> **AIM**:
Every line that contains the word "Preset" should be copied.

┌──

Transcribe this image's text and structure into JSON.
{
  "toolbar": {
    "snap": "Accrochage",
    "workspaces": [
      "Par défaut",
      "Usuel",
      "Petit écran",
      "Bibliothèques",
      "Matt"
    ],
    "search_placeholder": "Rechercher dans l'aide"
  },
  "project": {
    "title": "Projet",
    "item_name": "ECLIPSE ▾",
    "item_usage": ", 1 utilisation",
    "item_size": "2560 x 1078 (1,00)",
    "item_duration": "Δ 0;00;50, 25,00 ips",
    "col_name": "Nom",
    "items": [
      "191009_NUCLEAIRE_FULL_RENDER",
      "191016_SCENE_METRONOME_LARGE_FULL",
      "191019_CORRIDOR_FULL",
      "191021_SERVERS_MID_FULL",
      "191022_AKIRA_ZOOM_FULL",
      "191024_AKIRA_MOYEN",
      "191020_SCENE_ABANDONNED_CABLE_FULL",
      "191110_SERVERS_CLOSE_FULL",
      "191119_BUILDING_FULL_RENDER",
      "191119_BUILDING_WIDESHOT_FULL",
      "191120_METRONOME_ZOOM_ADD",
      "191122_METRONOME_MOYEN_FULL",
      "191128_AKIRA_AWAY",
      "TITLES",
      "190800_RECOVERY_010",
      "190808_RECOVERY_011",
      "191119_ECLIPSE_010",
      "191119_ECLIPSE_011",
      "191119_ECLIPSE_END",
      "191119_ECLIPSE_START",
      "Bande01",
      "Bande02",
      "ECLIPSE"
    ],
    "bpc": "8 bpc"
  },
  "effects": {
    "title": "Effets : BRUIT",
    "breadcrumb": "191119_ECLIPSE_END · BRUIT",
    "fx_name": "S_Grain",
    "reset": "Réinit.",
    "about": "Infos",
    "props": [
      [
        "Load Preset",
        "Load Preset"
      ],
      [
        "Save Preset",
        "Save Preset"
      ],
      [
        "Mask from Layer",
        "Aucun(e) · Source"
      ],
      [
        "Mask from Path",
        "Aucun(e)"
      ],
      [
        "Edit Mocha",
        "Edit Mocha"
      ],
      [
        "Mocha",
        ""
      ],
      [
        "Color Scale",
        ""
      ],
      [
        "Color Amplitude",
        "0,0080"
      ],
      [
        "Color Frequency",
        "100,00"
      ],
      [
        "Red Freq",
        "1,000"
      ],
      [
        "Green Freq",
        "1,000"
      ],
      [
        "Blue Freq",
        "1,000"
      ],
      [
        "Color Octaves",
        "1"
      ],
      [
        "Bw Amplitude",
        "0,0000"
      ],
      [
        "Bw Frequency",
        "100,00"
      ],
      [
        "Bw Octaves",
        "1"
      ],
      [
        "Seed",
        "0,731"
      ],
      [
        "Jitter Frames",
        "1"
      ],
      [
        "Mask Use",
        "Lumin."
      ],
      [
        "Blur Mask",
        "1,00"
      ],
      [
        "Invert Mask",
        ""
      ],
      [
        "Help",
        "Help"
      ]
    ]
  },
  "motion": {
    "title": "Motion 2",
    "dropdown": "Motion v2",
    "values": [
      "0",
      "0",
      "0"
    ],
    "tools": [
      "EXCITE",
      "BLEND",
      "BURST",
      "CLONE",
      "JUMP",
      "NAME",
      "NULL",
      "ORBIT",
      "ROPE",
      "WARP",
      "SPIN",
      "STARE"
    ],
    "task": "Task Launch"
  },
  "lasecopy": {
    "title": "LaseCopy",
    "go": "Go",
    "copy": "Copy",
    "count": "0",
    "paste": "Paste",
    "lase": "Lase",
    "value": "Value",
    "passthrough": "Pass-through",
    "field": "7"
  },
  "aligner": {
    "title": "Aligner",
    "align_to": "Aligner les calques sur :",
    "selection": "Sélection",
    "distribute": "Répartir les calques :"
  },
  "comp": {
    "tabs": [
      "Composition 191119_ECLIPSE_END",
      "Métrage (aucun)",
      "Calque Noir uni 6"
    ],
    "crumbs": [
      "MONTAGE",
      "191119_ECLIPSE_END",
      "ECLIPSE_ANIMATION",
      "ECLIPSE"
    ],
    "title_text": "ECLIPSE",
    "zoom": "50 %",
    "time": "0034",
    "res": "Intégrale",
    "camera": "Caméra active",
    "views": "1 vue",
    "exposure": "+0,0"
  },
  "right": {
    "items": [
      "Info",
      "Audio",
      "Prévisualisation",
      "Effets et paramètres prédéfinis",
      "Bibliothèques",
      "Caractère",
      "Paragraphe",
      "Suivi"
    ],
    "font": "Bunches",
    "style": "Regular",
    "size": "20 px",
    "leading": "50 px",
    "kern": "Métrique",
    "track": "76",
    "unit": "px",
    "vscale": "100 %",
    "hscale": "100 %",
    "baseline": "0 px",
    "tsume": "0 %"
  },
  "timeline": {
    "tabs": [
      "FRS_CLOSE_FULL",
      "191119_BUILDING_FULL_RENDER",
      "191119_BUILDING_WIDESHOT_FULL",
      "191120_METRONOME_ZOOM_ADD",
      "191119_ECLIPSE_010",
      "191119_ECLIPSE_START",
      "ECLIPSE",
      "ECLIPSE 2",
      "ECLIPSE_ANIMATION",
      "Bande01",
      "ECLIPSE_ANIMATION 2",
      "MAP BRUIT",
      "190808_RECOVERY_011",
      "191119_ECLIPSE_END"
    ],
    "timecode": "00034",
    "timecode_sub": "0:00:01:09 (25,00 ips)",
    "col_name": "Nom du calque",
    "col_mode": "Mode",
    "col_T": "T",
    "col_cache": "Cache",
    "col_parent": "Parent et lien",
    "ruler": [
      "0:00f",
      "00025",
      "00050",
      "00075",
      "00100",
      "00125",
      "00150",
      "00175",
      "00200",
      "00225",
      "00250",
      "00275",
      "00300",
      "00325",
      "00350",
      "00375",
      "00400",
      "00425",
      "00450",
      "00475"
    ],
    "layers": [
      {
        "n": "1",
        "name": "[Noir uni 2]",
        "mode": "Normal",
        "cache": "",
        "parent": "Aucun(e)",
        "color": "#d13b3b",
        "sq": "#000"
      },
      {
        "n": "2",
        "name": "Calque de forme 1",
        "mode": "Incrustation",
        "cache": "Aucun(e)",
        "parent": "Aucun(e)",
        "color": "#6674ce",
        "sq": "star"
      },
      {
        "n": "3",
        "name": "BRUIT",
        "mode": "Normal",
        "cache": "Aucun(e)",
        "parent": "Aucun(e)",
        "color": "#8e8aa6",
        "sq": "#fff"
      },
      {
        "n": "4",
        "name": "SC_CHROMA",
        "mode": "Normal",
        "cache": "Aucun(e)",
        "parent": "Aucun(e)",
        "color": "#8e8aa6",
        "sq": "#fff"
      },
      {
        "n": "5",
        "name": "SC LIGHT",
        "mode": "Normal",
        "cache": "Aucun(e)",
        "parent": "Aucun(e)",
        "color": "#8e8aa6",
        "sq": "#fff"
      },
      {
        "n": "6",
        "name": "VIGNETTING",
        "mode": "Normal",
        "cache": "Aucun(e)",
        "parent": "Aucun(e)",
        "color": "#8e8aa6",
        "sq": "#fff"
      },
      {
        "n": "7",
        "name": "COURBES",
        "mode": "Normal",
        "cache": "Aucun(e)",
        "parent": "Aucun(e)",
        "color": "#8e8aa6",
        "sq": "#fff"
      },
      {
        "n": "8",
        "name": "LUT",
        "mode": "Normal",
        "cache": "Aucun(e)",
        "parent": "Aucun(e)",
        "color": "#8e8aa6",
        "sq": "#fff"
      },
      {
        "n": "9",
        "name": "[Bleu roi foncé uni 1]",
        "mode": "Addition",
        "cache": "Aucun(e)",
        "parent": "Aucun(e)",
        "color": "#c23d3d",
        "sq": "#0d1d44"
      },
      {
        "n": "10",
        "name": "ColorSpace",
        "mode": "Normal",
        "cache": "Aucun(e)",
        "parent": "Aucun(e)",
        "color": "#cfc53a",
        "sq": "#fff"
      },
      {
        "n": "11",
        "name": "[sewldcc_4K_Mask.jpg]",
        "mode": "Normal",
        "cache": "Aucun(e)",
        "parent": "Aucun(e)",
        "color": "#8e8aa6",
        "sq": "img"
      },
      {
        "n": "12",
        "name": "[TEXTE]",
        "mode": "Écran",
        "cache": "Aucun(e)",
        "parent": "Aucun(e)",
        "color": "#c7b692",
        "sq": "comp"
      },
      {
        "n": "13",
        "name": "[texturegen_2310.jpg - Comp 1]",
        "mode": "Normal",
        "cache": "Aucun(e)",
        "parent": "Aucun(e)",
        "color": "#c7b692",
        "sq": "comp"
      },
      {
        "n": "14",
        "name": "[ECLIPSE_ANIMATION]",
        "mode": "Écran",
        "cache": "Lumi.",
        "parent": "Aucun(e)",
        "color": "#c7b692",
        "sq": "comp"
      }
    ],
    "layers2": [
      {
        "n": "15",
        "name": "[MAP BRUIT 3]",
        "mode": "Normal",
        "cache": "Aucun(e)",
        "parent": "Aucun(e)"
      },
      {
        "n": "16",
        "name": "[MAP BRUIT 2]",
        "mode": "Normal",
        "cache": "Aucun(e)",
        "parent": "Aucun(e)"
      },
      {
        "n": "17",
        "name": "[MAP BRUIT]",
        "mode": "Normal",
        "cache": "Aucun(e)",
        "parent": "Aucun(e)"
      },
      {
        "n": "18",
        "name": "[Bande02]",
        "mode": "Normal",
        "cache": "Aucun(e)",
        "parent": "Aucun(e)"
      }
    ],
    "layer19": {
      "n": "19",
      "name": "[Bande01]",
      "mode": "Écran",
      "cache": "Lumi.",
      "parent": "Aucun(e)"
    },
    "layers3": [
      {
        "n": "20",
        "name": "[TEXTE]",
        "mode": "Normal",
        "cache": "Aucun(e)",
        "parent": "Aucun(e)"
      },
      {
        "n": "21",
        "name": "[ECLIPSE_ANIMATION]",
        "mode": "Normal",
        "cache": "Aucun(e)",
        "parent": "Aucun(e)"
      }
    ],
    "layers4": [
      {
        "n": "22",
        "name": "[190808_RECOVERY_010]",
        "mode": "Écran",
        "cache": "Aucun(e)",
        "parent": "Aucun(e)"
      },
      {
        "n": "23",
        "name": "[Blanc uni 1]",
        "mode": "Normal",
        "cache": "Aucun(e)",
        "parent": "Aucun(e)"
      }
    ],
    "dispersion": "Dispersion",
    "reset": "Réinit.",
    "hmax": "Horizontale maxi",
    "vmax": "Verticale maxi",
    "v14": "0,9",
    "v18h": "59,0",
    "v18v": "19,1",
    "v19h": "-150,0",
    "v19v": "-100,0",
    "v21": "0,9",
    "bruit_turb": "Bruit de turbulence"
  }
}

└──

> **SOLUTION FOR THIS TASK**:
        "Load Preset",
        "Load Preset"
        "Save Preset",
        "Save Preset"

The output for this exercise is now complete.